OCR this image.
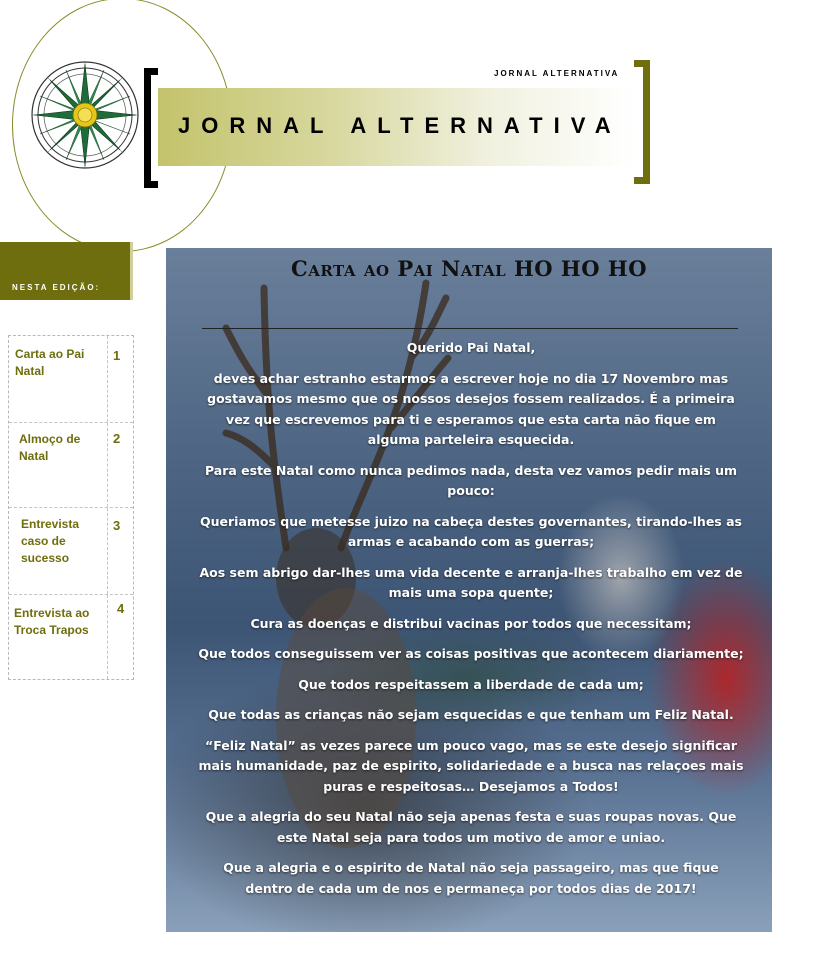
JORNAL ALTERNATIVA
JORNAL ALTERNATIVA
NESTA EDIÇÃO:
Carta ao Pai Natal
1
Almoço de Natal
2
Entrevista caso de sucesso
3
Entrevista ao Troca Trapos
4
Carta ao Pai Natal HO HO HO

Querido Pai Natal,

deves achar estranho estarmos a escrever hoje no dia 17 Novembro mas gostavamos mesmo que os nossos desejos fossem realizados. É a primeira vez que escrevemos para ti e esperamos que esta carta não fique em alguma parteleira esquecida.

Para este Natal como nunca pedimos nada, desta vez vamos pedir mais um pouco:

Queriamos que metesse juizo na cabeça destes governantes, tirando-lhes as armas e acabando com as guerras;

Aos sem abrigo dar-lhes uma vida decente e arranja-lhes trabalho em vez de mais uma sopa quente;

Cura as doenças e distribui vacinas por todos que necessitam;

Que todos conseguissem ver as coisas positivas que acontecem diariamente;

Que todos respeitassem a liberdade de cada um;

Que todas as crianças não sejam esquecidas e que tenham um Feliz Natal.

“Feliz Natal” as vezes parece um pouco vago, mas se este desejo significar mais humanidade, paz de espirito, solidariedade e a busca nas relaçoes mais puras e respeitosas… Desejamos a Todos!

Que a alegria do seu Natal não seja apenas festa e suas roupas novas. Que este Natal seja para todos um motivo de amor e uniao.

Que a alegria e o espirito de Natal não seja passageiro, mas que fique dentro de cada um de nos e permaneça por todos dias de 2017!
━━━━━━━━━━━━━━━━
YOUR OBJECTIVE
Restate each entry word for word, leaving out any pictures.

FINAL RESULT
OCR this image.
JORNAL ALTERNATIVA
JORNAL ALTERNATIVA
NESTA EDIÇÃO:
Carta ao Pai Natal
1
Almoço de Natal
2
Entrevista caso de sucesso
3
Entrevista ao Troca Trapos
4
Carta ao Pai Natal HO HO HO

Querido Pai Natal,

deves achar estranho estarmos a escrever hoje no dia 17 Novembro mas gostavamos mesmo que os nossos desejos fossem realizados. É a primeira vez que escrevemos para ti e esperamos que esta carta não fique em alguma parteleira esquecida.

Para este Natal como nunca pedimos nada, desta vez vamos pedir mais um pouco:

Queriamos que metesse juizo na cabeça destes governantes, tirando-lhes as armas e acabando com as guerras;

Aos sem abrigo dar-lhes uma vida decente e arranja-lhes trabalho em vez de mais uma sopa quente;

Cura as doenças e distribui vacinas por todos que necessitam;

Que todos conseguissem ver as coisas positivas que acontecem diariamente;

Que todos respeitassem a liberdade de cada um;

Que todas as crianças não sejam esquecidas e que tenham um Feliz Natal.

“Feliz Natal” as vezes parece um pouco vago, mas se este desejo significar mais humanidade, paz de espirito, solidariedade e a busca nas relaçoes mais puras e respeitosas… Desejamos a Todos!

Que a alegria do seu Natal não seja apenas festa e suas roupas novas. Que este Natal seja para todos um motivo de amor e uniao.

Que a alegria e o espirito de Natal não seja passageiro, mas que fique dentro de cada um de nos e permaneça por todos dias de 2017!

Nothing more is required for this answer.